STATED PROBLEM »
Filter these entries, keeping only lines that hold the word "delivery".

THE INPUT »
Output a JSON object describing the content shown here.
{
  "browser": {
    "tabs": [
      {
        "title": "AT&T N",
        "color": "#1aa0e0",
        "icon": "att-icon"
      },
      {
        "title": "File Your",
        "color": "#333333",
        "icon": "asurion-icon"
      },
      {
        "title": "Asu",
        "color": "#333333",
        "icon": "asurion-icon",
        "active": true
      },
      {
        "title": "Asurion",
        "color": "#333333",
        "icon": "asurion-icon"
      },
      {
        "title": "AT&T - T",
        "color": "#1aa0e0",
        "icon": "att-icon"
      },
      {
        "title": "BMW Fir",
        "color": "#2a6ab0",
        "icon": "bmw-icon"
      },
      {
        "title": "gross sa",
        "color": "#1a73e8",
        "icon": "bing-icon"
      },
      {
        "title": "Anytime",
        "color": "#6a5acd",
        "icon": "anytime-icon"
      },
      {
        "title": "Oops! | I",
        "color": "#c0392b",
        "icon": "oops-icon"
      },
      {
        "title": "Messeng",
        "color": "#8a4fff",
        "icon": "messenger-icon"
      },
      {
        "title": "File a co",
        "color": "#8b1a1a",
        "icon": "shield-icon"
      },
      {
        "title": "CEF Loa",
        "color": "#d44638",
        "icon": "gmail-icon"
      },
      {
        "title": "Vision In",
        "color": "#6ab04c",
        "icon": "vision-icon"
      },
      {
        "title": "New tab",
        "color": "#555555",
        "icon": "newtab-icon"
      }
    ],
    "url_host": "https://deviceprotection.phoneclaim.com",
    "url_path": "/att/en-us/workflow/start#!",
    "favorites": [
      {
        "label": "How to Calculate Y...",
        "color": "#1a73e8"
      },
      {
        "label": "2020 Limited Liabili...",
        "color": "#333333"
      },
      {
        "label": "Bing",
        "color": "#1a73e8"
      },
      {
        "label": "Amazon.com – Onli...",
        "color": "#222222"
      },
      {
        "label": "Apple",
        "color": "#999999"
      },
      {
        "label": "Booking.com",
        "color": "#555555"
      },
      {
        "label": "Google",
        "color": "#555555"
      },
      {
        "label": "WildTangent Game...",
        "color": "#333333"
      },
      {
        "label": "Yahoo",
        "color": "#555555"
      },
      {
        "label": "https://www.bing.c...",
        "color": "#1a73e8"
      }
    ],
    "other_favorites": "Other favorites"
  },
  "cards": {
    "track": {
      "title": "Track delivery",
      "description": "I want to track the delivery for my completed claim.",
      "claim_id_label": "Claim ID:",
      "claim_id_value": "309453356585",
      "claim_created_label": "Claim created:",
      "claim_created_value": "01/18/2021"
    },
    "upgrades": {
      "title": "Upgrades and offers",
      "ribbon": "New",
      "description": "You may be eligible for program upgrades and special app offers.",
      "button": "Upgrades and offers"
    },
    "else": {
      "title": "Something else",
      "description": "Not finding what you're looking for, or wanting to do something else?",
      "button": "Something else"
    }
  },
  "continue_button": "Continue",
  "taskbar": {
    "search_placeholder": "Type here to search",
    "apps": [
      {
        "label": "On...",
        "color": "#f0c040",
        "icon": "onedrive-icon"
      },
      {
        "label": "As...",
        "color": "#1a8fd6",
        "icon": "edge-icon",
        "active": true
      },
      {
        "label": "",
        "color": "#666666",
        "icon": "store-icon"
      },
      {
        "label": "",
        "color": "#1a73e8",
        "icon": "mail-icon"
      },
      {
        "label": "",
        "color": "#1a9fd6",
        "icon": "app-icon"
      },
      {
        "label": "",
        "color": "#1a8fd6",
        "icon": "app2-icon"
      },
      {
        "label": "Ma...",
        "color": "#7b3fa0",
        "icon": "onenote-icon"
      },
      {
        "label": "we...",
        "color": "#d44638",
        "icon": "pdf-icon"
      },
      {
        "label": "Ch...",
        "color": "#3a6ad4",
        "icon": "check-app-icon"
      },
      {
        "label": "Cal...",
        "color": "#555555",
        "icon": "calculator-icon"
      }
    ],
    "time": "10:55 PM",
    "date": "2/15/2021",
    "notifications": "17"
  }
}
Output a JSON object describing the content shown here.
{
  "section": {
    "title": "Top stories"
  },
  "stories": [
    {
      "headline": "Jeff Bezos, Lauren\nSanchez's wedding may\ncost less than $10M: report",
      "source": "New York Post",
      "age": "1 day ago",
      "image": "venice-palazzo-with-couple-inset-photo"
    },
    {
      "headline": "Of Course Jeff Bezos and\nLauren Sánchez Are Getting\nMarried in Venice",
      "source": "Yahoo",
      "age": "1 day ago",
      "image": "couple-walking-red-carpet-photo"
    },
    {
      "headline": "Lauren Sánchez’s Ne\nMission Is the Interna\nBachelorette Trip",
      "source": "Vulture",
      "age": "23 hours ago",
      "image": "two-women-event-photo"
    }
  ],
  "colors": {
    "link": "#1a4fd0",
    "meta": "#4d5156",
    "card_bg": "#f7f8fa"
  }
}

IN RESPONSE »
      "title": "Track delivery",
      "description": "I want to track the delivery for my completed claim.",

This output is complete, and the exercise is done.